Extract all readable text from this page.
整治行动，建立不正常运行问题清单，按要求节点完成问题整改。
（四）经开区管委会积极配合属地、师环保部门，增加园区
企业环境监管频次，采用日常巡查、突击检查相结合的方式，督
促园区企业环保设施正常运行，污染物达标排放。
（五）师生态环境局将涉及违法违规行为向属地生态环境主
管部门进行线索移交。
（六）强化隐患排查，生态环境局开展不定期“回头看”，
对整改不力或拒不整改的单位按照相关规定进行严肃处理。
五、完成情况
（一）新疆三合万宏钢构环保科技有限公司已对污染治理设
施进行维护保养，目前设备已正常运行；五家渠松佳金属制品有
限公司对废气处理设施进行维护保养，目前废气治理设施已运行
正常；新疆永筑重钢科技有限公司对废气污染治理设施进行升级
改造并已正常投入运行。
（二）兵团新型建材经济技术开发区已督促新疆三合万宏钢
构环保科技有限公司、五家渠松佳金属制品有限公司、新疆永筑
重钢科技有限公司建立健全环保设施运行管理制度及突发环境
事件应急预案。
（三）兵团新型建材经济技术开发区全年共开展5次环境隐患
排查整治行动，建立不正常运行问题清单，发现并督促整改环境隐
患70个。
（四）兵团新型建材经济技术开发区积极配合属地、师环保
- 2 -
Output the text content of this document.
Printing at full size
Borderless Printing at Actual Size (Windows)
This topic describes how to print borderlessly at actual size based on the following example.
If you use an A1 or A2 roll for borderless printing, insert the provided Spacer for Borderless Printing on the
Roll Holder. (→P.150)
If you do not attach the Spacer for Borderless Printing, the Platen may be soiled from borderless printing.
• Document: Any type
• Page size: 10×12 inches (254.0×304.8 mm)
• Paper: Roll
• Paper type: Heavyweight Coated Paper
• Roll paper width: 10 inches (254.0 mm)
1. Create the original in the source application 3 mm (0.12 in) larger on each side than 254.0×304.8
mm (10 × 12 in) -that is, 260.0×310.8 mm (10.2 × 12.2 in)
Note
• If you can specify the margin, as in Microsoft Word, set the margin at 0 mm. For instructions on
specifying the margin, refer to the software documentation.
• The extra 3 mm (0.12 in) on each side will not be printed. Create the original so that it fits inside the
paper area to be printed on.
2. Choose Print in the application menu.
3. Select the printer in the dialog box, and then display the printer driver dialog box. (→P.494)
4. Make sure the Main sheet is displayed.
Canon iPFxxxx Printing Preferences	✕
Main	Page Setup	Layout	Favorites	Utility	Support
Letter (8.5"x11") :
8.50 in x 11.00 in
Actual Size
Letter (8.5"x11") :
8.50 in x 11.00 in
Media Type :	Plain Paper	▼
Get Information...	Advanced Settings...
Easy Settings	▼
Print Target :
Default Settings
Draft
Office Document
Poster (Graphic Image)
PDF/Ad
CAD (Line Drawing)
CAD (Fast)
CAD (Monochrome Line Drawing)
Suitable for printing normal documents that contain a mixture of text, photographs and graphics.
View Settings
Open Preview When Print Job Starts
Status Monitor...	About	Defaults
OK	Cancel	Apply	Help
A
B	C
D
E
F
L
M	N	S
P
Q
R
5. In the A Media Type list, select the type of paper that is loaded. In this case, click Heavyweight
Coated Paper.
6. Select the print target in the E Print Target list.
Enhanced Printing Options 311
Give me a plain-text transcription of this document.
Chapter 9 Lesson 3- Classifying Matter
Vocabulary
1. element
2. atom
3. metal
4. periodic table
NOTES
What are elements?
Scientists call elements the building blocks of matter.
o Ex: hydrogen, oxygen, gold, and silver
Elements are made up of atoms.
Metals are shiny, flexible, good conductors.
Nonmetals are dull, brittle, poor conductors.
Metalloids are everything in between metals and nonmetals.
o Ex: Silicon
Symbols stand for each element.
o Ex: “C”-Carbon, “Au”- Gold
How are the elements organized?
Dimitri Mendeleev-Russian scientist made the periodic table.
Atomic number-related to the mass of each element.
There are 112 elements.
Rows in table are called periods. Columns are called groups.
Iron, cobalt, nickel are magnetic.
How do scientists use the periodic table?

— To do —
Nothing in the listing may be changed; retype it all exactly.

— The result —
Extract all readable text from this page.
整治行动，建立不正常运行问题清单，按要求节点完成问题整改。
（四）经开区管委会积极配合属地、师环保部门，增加园区
企业环境监管频次，采用日常巡查、突击检查相结合的方式，督
促园区企业环保设施正常运行，污染物达标排放。
（五）师生态环境局将涉及违法违规行为向属地生态环境主
管部门进行线索移交。
（六）强化隐患排查，生态环境局开展不定期“回头看”，
对整改不力或拒不整改的单位按照相关规定进行严肃处理。
五、完成情况
（一）新疆三合万宏钢构环保科技有限公司已对污染治理设
施进行维护保养，目前设备已正常运行；五家渠松佳金属制品有
限公司对废气处理设施进行维护保养，目前废气治理设施已运行
正常；新疆永筑重钢科技有限公司对废气污染治理设施进行升级
改造并已正常投入运行。
（二）兵团新型建材经济技术开发区已督促新疆三合万宏钢
构环保科技有限公司、五家渠松佳金属制品有限公司、新疆永筑
重钢科技有限公司建立健全环保设施运行管理制度及突发环境
事件应急预案。
（三）兵团新型建材经济技术开发区全年共开展5次环境隐患
排查整治行动，建立不正常运行问题清单，发现并督促整改环境隐
患70个。
（四）兵团新型建材经济技术开发区积极配合属地、师环保
- 2 -
Output the text content of this document.
Printing at full size
Borderless Printing at Actual Size (Windows)
This topic describes how to print borderlessly at actual size based on the following example.
If you use an A1 or A2 roll for borderless printing, insert the provided Spacer for Borderless Printing on the
Roll Holder. (→P.150)
If you do not attach the Spacer for Borderless Printing, the Platen may be soiled from borderless printing.
• Document: Any type
• Page size: 10×12 inches (254.0×304.8 mm)
• Paper: Roll
• Paper type: Heavyweight Coated Paper
• Roll paper width: 10 inches (254.0 mm)
1. Create the original in the source application 3 mm (0.12 in) larger on each side than 254.0×304.8
mm (10 × 12 in) -that is, 260.0×310.8 mm (10.2 × 12.2 in)
Note
• If you can specify the margin, as in Microsoft Word, set the margin at 0 mm. For instructions on
specifying the margin, refer to the software documentation.
• The extra 3 mm (0.12 in) on each side will not be printed. Create the original so that it fits inside the
paper area to be printed on.
2. Choose Print in the application menu.
3. Select the printer in the dialog box, and then display the printer driver dialog box. (→P.494)
4. Make sure the Main sheet is displayed.
Canon iPFxxxx Printing Preferences	✕
Main	Page Setup	Layout	Favorites	Utility	Support
Letter (8.5"x11") :
8.50 in x 11.00 in
Actual Size
Letter (8.5"x11") :
8.50 in x 11.00 in
Media Type :	Plain Paper	▼
Get Information...	Advanced Settings...
Easy Settings	▼
Print Target :
Default Settings
Draft
Office Document
Poster (Graphic Image)
PDF/Ad
CAD (Line Drawing)
CAD (Fast)
CAD (Monochrome Line Drawing)
Suitable for printing normal documents that contain a mixture of text, photographs and graphics.
View Settings
Open Preview When Print Job Starts
Status Monitor...	About	Defaults
OK	Cancel	Apply	Help
A
B	C
D
E
F
L
M	N	S
P
Q
R
5. In the A Media Type list, select the type of paper that is loaded. In this case, click Heavyweight
Coated Paper.
6. Select the print target in the E Print Target list.
Enhanced Printing Options 311
Give me a plain-text transcription of this document.
Chapter 9 Lesson 3- Classifying Matter
Vocabulary
1. element
2. atom
3. metal
4. periodic table
NOTES
What are elements?
Scientists call elements the building blocks of matter.
o Ex: hydrogen, oxygen, gold, and silver
Elements are made up of atoms.
Metals are shiny, flexible, good conductors.
Nonmetals are dull, brittle, poor conductors.
Metalloids are everything in between metals and nonmetals.
o Ex: Silicon
Symbols stand for each element.
o Ex: “C”-Carbon, “Au”- Gold
How are the elements organized?
Dimitri Mendeleev-Russian scientist made the periodic table.
Atomic number-related to the mass of each element.
There are 112 elements.
Rows in table are called periods. Columns are called groups.
Iron, cobalt, nickel are magnetic.
How do scientists use the periodic table?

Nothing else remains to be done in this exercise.